● AIM
Output the material beneath this task exactly, images excluded.

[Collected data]
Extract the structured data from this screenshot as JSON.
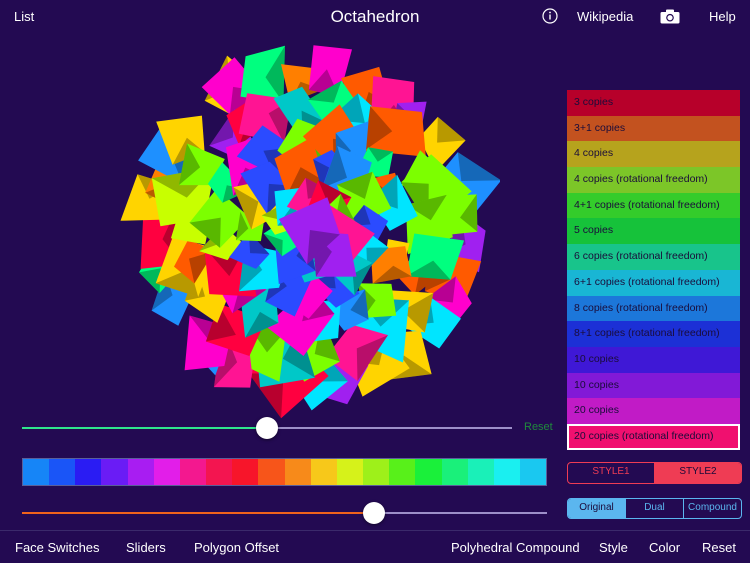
{
  "header": {
    "list_label": "List",
    "title": "Octahedron",
    "info_icon": "info-circle-icon",
    "wikipedia_label": "Wikipedia",
    "camera_icon": "camera-icon",
    "help_label": "Help"
  },
  "compound_list": {
    "items": [
      {
        "label": "3 copies",
        "color": "#b7002a"
      },
      {
        "label": "3+1 copies",
        "color": "#c3521f"
      },
      {
        "label": "4 copies",
        "color": "#b6a31d"
      },
      {
        "label": "4 copies (rotational freedom)",
        "color": "#7cc628"
      },
      {
        "label": "4+1 copies (rotational freedom)",
        "color": "#34cc2b"
      },
      {
        "label": "5 copies",
        "color": "#16c23a"
      },
      {
        "label": "6 copies (rotational freedom)",
        "color": "#18c48b"
      },
      {
        "label": "6+1 copies (rotational freedom)",
        "color": "#19b6d4"
      },
      {
        "label": "8 copies (rotational freedom)",
        "color": "#1c77da"
      },
      {
        "label": "8+1 copies (rotational freedom)",
        "color": "#1c30d6"
      },
      {
        "label": "10 copies",
        "color": "#3f18d6"
      },
      {
        "label": "10 copies",
        "color": "#8219d7"
      },
      {
        "label": "20 copies",
        "color": "#c11bc6"
      },
      {
        "label": "20 copies (rotational freedom)",
        "color": "#f0106f"
      }
    ],
    "selected_index": 13
  },
  "top_slider": {
    "value": 0.5,
    "left_color": "#2fe58c",
    "right_color": "#9d8fc9"
  },
  "reset_small_label": "Reset",
  "palette": [
    "#1685f7",
    "#1a55f7",
    "#2a1cf3",
    "#6a1cf5",
    "#a81df2",
    "#e21ee9",
    "#f3188f",
    "#f31550",
    "#f7152a",
    "#f7551a",
    "#f78a1a",
    "#f7c81a",
    "#d6f21a",
    "#9ef01a",
    "#58f01a",
    "#1af03a",
    "#1af07a",
    "#1af0b8",
    "#1aeff0",
    "#1ac8f0"
  ],
  "bottom_slider": {
    "value": 0.67,
    "left_color": "#f0641c",
    "right_color": "#9d8fc9"
  },
  "style_toggle": {
    "options": [
      "STYLE1",
      "STYLE2"
    ],
    "selected": "STYLE2",
    "accent": "#ef3c54"
  },
  "view_toggle": {
    "options": [
      "Original",
      "Dual",
      "Compound"
    ],
    "selected": "Original",
    "accent": "#5bb6ef"
  },
  "footer": {
    "face_switches": "Face Switches",
    "sliders": "Sliders",
    "polygon_offset": "Polygon Offset",
    "polyhedral_compound": "Polyhedral Compound",
    "style": "Style",
    "color": "Color",
    "reset": "Reset"
  }
}
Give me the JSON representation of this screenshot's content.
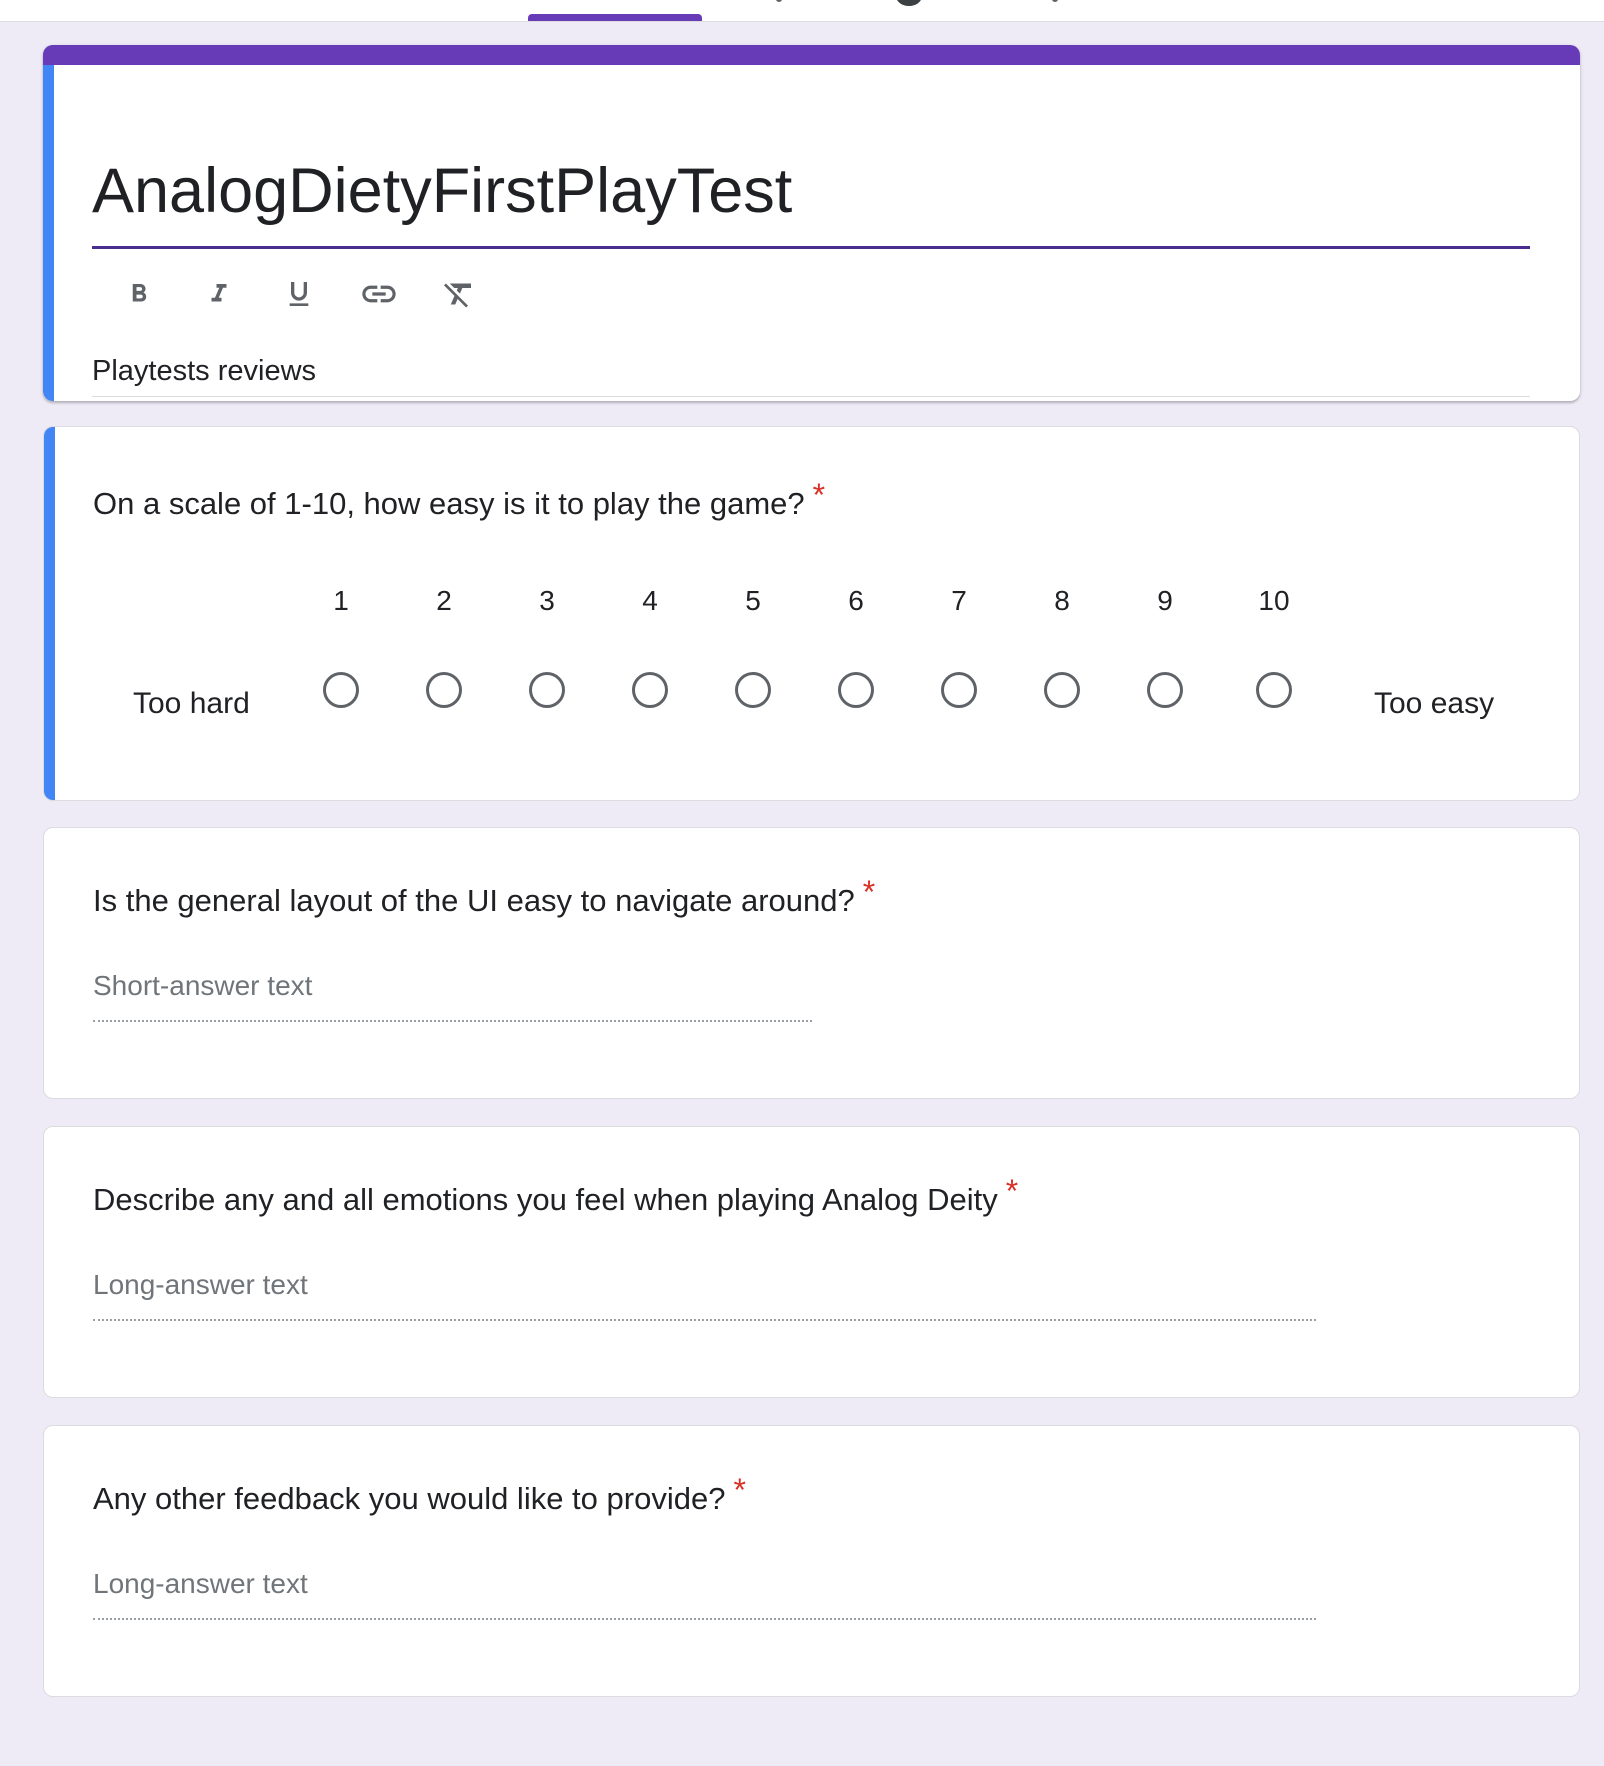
{
  "form": {
    "title": "AnalogDietyFirstPlayTest",
    "description": "Playtests reviews",
    "accent_color": "#673ab7",
    "active_bar_color": "#4285f4",
    "background_color": "#eeeaf6",
    "toolbar": {
      "buttons": [
        {
          "name": "bold",
          "icon": "bold-icon"
        },
        {
          "name": "italic",
          "icon": "italic-icon"
        },
        {
          "name": "underline",
          "icon": "underline-icon"
        },
        {
          "name": "link",
          "icon": "link-icon"
        },
        {
          "name": "clear-formatting",
          "icon": "clear-formatting-icon"
        }
      ]
    }
  },
  "questions": [
    {
      "title": "On a scale of 1-10, how easy is it to play the game?",
      "required_mark": "*",
      "type": "linear-scale",
      "low_label": "Too hard",
      "high_label": "Too easy",
      "scale": [
        "1",
        "2",
        "3",
        "4",
        "5",
        "6",
        "7",
        "8",
        "9",
        "10"
      ]
    },
    {
      "title": "Is the general layout of the UI easy to navigate around?",
      "required_mark": "*",
      "type": "short-answer",
      "placeholder": "Short-answer text"
    },
    {
      "title": "Describe any and all emotions you feel when playing Analog Deity",
      "required_mark": "*",
      "type": "long-answer",
      "placeholder": "Long-answer text"
    },
    {
      "title": "Any other feedback you would like to provide?",
      "required_mark": "*",
      "type": "long-answer",
      "placeholder": "Long-answer text"
    }
  ],
  "required_color": "#d93025"
}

● SOLVED EXERCISE
Extract the structured data from this screenshot as JSON.
{
  "header": {
    "list_label": "List",
    "title": "Octahedron",
    "info_icon": "info-circle-icon",
    "wikipedia_label": "Wikipedia",
    "camera_icon": "camera-icon",
    "help_label": "Help"
  },
  "compound_list": {
    "items": [
      {
        "label": "3 copies",
        "color": "#b7002a"
      },
      {
        "label": "3+1 copies",
        "color": "#c3521f"
      },
      {
        "label": "4 copies",
        "color": "#b6a31d"
      },
      {
        "label": "4 copies (rotational freedom)",
        "color": "#7cc628"
      },
      {
        "label": "4+1 copies (rotational freedom)",
        "color": "#34cc2b"
      },
      {
        "label": "5 copies",
        "color": "#16c23a"
      },
      {
        "label": "6 copies (rotational freedom)",
        "color": "#18c48b"
      },
      {
        "label": "6+1 copies (rotational freedom)",
        "color": "#19b6d4"
      },
      {
        "label": "8 copies (rotational freedom)",
        "color": "#1c77da"
      },
      {
        "label": "8+1 copies (rotational freedom)",
        "color": "#1c30d6"
      },
      {
        "label": "10 copies",
        "color": "#3f18d6"
      },
      {
        "label": "10 copies",
        "color": "#8219d7"
      },
      {
        "label": "20 copies",
        "color": "#c11bc6"
      },
      {
        "label": "20 copies (rotational freedom)",
        "color": "#f0106f"
      }
    ],
    "selected_index": 13
  },
  "top_slider": {
    "value": 0.5,
    "left_color": "#2fe58c",
    "right_color": "#9d8fc9"
  },
  "reset_small_label": "Reset",
  "palette": [
    "#1685f7",
    "#1a55f7",
    "#2a1cf3",
    "#6a1cf5",
    "#a81df2",
    "#e21ee9",
    "#f3188f",
    "#f31550",
    "#f7152a",
    "#f7551a",
    "#f78a1a",
    "#f7c81a",
    "#d6f21a",
    "#9ef01a",
    "#58f01a",
    "#1af03a",
    "#1af07a",
    "#1af0b8",
    "#1aeff0",
    "#1ac8f0"
  ],
  "bottom_slider": {
    "value": 0.67,
    "left_color": "#f0641c",
    "right_color": "#9d8fc9"
  },
  "style_toggle": {
    "options": [
      "STYLE1",
      "STYLE2"
    ],
    "selected": "STYLE2",
    "accent": "#ef3c54"
  },
  "view_toggle": {
    "options": [
      "Original",
      "Dual",
      "Compound"
    ],
    "selected": "Original",
    "accent": "#5bb6ef"
  },
  "footer": {
    "face_switches": "Face Switches",
    "sliders": "Sliders",
    "polygon_offset": "Polygon Offset",
    "polyhedral_compound": "Polyhedral Compound",
    "style": "Style",
    "color": "Color",
    "reset": "Reset"
  }
}
Give me the JSON representation of this screenshot's content.
{
  "form": {
    "title": "AnalogDietyFirstPlayTest",
    "description": "Playtests reviews",
    "accent_color": "#673ab7",
    "active_bar_color": "#4285f4",
    "background_color": "#eeeaf6",
    "toolbar": {
      "buttons": [
        {
          "name": "bold",
          "icon": "bold-icon"
        },
        {
          "name": "italic",
          "icon": "italic-icon"
        },
        {
          "name": "underline",
          "icon": "underline-icon"
        },
        {
          "name": "link",
          "icon": "link-icon"
        },
        {
          "name": "clear-formatting",
          "icon": "clear-formatting-icon"
        }
      ]
    }
  },
  "questions": [
    {
      "title": "On a scale of 1-10, how easy is it to play the game?",
      "required_mark": "*",
      "type": "linear-scale",
      "low_label": "Too hard",
      "high_label": "Too easy",
      "scale": [
        "1",
        "2",
        "3",
        "4",
        "5",
        "6",
        "7",
        "8",
        "9",
        "10"
      ]
    },
    {
      "title": "Is the general layout of the UI easy to navigate around?",
      "required_mark": "*",
      "type": "short-answer",
      "placeholder": "Short-answer text"
    },
    {
      "title": "Describe any and all emotions you feel when playing Analog Deity",
      "required_mark": "*",
      "type": "long-answer",
      "placeholder": "Long-answer text"
    },
    {
      "title": "Any other feedback you would like to provide?",
      "required_mark": "*",
      "type": "long-answer",
      "placeholder": "Long-answer text"
    }
  ],
  "required_color": "#d93025"
}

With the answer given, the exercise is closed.